GIVEN REQUEST:
Collect every line in the records below that contains the word "Remaining".

EXERCISE MATERIALS:
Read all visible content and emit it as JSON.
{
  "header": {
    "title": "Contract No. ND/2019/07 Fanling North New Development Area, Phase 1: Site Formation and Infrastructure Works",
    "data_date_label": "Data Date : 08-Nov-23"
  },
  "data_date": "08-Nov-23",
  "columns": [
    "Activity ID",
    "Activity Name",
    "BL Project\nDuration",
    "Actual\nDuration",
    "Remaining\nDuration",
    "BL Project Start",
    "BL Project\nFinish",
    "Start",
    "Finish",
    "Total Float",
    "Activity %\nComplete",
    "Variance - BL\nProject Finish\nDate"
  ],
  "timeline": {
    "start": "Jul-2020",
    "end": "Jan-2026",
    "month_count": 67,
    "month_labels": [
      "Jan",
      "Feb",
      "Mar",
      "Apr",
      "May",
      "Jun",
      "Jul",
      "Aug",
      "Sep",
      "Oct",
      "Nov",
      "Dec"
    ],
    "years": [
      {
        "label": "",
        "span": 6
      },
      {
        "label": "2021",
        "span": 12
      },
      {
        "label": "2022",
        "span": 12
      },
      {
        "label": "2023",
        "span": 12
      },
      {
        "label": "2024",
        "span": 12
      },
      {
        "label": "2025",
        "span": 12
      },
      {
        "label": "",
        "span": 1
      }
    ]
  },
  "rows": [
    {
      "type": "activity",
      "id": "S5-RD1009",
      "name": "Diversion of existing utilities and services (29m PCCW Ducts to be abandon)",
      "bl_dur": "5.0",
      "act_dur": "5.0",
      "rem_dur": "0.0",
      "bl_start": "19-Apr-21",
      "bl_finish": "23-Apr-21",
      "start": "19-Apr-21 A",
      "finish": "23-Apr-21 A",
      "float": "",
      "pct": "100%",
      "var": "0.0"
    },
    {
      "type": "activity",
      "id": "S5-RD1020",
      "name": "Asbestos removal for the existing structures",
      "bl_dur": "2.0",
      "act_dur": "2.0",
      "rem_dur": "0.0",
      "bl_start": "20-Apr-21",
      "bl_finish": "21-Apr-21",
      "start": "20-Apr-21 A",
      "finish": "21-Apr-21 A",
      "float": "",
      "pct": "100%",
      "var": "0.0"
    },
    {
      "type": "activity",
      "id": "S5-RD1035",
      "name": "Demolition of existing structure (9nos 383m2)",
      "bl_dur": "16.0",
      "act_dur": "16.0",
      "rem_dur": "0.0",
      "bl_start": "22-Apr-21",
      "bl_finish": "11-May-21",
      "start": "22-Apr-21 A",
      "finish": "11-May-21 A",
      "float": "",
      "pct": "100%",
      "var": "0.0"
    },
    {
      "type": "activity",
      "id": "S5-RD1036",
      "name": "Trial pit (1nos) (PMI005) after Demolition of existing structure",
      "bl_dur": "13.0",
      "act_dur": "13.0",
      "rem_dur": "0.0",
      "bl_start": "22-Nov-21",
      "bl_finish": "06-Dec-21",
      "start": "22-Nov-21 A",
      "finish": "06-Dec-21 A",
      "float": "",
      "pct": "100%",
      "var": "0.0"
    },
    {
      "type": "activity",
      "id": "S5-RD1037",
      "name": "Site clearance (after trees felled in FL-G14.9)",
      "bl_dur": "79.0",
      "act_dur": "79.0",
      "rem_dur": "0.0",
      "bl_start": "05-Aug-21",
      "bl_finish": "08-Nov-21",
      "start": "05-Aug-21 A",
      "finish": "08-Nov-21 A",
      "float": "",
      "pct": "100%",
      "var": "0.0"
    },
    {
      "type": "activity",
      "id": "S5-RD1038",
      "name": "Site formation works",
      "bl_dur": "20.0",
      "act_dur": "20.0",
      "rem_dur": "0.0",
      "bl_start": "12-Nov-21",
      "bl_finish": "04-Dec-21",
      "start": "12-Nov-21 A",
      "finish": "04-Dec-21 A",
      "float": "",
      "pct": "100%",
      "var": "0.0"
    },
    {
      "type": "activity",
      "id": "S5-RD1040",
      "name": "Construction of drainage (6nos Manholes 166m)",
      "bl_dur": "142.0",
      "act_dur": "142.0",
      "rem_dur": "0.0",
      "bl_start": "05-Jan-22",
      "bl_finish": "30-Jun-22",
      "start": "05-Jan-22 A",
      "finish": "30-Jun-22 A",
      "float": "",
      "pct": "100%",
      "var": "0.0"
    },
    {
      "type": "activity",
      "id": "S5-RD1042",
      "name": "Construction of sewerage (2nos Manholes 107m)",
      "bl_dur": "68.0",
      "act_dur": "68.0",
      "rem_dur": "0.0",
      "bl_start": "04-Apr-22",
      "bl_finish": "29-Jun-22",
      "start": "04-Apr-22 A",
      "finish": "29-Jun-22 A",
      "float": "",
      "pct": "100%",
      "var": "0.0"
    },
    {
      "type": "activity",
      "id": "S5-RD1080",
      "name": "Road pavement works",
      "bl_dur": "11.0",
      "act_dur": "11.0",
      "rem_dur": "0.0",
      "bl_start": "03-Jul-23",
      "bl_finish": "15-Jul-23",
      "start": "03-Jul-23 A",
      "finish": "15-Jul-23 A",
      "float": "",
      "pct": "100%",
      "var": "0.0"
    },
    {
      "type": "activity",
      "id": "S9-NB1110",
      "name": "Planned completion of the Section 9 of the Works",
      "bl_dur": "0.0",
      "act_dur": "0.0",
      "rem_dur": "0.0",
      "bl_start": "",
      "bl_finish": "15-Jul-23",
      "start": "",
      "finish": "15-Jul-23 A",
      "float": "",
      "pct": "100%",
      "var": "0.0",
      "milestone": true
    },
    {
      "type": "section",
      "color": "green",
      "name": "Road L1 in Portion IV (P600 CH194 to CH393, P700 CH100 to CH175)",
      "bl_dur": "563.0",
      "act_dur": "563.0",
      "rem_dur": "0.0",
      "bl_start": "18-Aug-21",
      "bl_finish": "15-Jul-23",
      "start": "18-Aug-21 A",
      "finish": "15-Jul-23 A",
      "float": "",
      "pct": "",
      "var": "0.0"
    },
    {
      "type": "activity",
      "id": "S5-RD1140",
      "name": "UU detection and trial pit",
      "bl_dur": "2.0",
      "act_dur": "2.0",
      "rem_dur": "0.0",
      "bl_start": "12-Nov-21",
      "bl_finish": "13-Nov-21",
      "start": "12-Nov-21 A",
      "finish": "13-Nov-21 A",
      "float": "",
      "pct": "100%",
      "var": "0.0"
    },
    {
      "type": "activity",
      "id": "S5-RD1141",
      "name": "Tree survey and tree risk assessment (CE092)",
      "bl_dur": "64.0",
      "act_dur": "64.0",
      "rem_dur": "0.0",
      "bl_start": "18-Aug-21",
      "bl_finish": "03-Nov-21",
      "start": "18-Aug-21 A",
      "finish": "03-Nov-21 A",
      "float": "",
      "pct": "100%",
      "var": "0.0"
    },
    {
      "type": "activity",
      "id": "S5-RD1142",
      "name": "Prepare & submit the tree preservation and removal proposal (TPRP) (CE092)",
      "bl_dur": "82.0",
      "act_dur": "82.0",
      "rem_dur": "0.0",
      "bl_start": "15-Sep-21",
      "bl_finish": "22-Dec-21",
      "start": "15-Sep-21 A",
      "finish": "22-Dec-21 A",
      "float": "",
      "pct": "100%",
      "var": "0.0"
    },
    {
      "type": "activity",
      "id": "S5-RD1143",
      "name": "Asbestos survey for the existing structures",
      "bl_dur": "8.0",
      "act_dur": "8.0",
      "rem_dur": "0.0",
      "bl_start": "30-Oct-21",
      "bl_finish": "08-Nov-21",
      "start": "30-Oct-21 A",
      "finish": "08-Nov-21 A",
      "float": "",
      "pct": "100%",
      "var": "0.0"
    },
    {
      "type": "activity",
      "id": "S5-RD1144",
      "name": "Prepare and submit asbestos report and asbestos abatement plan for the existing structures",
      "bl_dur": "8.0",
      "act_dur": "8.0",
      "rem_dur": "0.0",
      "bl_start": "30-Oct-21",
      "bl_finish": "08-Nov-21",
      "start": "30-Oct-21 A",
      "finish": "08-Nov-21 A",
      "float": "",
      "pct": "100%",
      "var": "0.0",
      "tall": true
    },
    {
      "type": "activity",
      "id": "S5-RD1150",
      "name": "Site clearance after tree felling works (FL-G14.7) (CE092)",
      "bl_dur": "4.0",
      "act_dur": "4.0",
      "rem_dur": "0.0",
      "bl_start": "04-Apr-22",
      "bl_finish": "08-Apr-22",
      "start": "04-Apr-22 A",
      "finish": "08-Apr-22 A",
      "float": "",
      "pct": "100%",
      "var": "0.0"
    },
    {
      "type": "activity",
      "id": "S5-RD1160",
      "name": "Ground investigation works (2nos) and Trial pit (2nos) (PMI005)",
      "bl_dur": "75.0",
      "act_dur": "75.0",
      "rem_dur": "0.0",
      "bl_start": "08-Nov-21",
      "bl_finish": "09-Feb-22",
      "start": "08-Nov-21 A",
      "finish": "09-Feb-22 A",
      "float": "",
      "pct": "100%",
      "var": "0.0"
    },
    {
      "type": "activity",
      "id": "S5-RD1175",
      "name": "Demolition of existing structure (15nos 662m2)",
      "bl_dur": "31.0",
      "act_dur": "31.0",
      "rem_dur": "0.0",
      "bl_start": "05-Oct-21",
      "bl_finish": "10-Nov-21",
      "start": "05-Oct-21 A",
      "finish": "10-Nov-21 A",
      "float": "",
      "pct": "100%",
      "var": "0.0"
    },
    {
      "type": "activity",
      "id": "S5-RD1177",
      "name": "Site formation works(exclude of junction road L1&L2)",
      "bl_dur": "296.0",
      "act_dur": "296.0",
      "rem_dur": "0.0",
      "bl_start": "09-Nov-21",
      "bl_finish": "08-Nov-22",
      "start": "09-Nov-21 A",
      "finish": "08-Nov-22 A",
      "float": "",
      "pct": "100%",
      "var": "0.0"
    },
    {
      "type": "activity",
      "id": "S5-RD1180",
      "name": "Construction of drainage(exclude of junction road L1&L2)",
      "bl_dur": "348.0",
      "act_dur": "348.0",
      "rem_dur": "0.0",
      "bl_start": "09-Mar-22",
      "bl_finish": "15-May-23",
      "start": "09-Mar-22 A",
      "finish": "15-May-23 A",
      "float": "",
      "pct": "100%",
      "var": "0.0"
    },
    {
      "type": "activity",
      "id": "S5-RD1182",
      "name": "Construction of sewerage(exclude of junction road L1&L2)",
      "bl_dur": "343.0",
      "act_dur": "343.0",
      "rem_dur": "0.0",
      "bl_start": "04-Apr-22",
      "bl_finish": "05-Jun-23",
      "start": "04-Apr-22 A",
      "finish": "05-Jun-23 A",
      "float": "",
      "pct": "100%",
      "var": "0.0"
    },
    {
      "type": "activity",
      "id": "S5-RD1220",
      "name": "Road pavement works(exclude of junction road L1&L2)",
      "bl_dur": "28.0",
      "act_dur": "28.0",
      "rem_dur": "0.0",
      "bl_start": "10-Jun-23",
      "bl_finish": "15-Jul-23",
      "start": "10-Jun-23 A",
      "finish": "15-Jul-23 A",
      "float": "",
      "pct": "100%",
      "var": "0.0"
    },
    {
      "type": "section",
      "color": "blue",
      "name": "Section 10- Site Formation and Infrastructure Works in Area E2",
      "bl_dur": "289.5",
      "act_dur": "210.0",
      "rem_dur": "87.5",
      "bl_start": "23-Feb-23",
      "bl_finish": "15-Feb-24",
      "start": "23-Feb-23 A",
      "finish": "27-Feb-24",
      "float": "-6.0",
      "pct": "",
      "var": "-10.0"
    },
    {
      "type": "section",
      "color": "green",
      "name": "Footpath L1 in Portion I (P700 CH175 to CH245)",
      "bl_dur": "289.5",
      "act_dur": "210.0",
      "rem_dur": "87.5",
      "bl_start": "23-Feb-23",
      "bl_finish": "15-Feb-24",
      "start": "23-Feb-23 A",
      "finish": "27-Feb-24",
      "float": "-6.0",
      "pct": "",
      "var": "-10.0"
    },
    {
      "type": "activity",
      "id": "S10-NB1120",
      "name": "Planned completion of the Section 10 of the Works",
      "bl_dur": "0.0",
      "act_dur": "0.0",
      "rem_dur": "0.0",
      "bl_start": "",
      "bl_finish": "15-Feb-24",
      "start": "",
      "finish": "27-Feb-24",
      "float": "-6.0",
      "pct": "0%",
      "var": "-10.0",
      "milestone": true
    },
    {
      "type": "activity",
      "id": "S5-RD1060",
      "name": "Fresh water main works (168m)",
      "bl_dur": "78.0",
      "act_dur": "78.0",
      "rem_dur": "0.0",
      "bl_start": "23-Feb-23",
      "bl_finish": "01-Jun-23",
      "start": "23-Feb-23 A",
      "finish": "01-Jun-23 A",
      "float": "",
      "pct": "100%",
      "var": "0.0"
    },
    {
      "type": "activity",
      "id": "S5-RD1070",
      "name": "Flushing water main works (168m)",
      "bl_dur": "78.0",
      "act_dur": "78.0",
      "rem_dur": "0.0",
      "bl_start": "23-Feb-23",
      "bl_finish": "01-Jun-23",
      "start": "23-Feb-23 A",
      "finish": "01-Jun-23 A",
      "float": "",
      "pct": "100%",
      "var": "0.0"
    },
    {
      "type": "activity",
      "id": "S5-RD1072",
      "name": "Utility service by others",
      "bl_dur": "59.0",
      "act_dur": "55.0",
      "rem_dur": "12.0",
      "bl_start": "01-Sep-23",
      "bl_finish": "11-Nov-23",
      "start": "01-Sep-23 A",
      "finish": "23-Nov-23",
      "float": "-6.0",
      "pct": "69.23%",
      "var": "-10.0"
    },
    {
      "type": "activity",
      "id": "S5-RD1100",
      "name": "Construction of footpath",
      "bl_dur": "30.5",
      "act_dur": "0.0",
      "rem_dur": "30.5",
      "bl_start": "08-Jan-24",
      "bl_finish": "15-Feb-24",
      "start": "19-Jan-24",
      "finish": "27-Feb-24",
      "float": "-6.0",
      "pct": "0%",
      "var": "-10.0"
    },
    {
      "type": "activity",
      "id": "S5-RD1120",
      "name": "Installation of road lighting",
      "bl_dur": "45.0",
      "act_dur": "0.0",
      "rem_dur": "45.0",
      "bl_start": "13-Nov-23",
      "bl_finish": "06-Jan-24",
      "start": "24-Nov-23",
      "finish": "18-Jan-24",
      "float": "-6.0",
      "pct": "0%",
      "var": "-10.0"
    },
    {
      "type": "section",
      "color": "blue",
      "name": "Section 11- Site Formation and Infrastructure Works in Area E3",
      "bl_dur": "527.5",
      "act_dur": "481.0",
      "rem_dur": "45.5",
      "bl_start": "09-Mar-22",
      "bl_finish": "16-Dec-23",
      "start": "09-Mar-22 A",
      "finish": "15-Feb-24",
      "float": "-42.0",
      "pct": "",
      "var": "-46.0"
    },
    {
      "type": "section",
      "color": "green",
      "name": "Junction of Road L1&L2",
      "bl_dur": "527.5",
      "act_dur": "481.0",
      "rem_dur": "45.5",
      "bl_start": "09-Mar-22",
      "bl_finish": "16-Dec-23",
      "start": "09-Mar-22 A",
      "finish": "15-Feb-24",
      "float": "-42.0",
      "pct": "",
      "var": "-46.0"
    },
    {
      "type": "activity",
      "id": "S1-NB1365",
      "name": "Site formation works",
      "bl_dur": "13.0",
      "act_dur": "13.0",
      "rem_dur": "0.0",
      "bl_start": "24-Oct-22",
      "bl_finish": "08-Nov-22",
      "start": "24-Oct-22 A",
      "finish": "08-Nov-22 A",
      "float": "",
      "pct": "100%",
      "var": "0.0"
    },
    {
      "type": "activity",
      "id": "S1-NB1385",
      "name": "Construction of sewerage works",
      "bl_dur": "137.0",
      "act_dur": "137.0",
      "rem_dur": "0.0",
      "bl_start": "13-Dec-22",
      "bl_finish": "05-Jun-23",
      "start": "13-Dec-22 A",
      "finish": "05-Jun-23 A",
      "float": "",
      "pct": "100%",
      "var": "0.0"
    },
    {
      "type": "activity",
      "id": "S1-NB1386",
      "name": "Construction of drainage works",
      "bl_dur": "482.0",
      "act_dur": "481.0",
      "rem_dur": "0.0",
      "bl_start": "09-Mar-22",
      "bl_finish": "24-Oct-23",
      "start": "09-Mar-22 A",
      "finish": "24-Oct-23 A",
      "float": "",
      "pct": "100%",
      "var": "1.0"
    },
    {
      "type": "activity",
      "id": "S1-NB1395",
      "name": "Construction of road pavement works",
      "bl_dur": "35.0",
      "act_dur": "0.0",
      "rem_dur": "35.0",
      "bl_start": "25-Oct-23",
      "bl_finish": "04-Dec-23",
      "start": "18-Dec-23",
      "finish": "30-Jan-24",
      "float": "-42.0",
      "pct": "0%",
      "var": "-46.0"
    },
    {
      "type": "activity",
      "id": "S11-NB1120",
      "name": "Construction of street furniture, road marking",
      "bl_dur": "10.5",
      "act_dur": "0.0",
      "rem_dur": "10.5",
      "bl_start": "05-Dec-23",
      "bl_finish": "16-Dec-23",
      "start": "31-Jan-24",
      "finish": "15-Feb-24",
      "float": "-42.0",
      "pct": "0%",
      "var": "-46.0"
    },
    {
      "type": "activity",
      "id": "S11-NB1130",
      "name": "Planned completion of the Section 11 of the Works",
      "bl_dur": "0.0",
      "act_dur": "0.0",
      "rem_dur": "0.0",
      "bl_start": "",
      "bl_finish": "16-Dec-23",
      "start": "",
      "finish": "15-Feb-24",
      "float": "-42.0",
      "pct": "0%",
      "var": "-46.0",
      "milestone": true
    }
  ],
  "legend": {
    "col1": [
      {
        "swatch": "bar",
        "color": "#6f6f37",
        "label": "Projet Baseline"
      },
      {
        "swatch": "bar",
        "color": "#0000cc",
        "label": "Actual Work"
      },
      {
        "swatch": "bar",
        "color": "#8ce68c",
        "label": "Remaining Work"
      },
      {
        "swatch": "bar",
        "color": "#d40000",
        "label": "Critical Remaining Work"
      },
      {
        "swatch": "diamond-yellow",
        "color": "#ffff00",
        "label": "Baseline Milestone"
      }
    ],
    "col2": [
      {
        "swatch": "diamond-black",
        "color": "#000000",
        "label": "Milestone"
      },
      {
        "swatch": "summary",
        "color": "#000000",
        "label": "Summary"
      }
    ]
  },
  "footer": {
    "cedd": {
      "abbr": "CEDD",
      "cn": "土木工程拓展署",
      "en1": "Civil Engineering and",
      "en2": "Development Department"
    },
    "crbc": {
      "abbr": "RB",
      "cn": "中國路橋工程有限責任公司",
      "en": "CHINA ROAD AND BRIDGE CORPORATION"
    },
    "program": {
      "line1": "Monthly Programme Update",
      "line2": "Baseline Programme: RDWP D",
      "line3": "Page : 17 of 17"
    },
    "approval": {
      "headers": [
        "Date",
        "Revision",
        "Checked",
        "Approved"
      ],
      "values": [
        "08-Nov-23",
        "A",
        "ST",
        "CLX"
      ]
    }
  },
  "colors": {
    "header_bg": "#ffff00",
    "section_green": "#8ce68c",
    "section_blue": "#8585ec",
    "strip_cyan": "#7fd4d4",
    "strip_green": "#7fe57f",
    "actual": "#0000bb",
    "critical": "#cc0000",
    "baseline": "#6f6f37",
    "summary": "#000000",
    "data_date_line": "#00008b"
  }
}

ANSWER TO THIS EXERCISE:
    "Remaining\nDuration",
        "label": "Remaining Work"
        "label": "Critical Remaining Work"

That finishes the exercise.